そこで、次に被控訴人の相殺の主張について判断するに、前顕甲第三、第四号証、第六号証の一、二および前掲原審証人竹内、山崎、陳朝陽、陳節子の各供述の一部に弁論の全趣旨を綜合すれば、被控訴人は本件差押当時である昭和三二年八月五日現在において北海飲料水工場の経営者陳節子に対し本件預金債権を担保として手形貸付の方法によつて貸付けた原判決末尾添付の目録(二)の(イ)ないし(ハ)記載の各貸金債権および手形割引によつて取得した同(ニ)ないし(ヘ)記載の各手形債権を有していたことならびに右貸金または手形割引に際し陳節子は北海飲料水工場の経営者としての自己を表示するのに便宜上夫の中国名陳朝陽または日本名朝沼陽一の名義を借用したものであつて、右貸金または手形割引による債務の主体は陳節子であり、その融通を受けた金員は右北海飲料水工場の事業資金に充てられたものであることが認められ、前掲証人の供述中右認定に副わない部分は弁論の全趣旨に徴し措信しがたく、他に右認定を左右するに足りる証拠はない。

=======

### 課題 A
本文によれば、陳節子が名義を借用した夫の日本名は何ですか。
本文と記録は、それぞれ別の出典に由来するものです。

### 課題データ
=======

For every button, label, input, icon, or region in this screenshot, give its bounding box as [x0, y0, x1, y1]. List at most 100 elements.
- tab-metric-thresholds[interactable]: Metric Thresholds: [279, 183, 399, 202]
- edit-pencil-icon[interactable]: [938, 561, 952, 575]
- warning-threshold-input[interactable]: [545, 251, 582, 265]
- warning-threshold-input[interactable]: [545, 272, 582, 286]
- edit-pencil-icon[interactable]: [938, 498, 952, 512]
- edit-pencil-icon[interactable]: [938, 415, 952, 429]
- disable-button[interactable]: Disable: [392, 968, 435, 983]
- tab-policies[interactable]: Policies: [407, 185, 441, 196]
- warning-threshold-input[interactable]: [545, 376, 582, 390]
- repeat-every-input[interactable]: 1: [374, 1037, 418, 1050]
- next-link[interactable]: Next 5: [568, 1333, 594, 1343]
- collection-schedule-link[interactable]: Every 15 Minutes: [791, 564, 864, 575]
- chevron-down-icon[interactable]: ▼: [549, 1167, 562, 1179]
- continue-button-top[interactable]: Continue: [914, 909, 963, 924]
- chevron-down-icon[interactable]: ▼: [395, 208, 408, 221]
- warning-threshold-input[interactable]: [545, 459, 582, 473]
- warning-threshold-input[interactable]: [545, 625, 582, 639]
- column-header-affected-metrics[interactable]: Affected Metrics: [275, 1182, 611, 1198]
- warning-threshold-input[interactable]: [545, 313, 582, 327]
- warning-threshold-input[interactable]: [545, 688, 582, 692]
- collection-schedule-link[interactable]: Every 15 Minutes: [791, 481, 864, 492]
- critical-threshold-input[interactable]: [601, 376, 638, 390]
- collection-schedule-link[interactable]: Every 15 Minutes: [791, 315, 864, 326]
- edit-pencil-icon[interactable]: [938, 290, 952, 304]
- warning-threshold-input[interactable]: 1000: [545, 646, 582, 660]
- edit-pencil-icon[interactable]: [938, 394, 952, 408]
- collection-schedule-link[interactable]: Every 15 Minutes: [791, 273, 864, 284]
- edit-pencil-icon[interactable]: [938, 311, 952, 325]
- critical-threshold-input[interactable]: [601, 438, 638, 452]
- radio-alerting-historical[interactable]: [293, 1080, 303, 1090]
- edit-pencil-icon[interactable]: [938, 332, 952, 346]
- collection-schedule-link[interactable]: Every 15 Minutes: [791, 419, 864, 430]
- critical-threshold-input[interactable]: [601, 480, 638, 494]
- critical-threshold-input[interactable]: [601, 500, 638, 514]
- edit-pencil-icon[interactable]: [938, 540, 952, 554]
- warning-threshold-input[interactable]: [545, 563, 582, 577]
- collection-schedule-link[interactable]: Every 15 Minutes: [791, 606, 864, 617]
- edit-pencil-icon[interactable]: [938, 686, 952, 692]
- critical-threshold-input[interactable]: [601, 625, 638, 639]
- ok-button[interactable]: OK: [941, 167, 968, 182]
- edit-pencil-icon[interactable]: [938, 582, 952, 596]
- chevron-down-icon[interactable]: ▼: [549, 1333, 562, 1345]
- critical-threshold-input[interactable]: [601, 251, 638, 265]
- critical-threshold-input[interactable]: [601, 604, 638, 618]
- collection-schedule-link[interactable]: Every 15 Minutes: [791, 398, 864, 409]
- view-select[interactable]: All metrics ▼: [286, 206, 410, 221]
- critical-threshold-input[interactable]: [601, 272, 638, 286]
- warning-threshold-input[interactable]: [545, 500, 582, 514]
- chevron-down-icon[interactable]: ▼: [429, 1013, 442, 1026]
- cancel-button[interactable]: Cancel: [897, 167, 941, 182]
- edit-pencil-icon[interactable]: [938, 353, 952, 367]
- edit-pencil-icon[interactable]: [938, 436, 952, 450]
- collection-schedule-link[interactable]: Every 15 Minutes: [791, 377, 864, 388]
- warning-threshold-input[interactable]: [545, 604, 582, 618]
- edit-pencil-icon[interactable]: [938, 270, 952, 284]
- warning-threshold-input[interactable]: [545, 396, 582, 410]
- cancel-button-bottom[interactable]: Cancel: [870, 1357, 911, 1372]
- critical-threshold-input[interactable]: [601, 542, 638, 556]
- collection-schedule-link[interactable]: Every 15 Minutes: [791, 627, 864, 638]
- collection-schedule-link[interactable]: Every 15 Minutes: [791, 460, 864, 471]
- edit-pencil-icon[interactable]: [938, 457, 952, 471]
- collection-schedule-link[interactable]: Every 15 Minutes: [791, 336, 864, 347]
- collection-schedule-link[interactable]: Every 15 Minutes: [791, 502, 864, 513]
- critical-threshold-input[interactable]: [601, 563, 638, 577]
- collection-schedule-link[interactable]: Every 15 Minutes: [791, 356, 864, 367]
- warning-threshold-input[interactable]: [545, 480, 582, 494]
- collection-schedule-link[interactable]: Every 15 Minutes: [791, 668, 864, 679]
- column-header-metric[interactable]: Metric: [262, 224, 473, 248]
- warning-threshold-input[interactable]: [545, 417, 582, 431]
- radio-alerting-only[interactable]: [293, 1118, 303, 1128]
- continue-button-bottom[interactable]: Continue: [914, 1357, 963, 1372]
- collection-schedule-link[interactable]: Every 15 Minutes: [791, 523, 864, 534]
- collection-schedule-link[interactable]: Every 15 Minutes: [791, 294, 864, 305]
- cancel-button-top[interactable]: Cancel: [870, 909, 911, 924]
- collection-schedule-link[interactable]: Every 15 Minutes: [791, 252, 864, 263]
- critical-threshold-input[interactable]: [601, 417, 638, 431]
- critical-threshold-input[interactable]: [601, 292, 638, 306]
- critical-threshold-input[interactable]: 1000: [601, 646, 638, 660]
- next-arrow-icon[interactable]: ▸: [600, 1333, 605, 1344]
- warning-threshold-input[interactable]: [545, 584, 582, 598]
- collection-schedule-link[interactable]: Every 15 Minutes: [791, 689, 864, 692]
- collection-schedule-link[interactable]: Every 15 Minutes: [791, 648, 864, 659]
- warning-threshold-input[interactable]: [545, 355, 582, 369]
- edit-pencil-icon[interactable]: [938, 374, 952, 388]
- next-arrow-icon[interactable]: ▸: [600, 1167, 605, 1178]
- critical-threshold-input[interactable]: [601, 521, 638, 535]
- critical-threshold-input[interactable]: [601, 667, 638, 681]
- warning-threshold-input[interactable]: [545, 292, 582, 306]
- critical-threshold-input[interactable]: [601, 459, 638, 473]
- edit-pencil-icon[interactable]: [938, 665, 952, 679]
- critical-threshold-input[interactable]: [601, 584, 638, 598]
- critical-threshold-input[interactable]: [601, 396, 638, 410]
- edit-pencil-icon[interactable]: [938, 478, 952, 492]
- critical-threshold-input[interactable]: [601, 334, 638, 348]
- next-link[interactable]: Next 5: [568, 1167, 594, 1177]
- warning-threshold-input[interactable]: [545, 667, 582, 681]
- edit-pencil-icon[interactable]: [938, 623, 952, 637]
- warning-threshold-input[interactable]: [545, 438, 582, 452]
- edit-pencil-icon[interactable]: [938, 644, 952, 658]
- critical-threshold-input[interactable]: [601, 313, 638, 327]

=======

### 課題 B
記録の冒頭から「- edit-pencil-icon[interactable]: [938, 561, 952, 575]」を含む行までを、その行も含めて、一字一句そのまま書き写してください。

### 解答例 A
朝沼陽一です。

### 解答例 B
For every button, label, input, icon, or region in this screenshot, give its bounding box as [x0, y0, x1, y1]. List at most 100 elements.
- tab-metric-thresholds[interactable]: Metric Thresholds: [279, 183, 399, 202]
- edit-pencil-icon[interactable]: [938, 561, 952, 575]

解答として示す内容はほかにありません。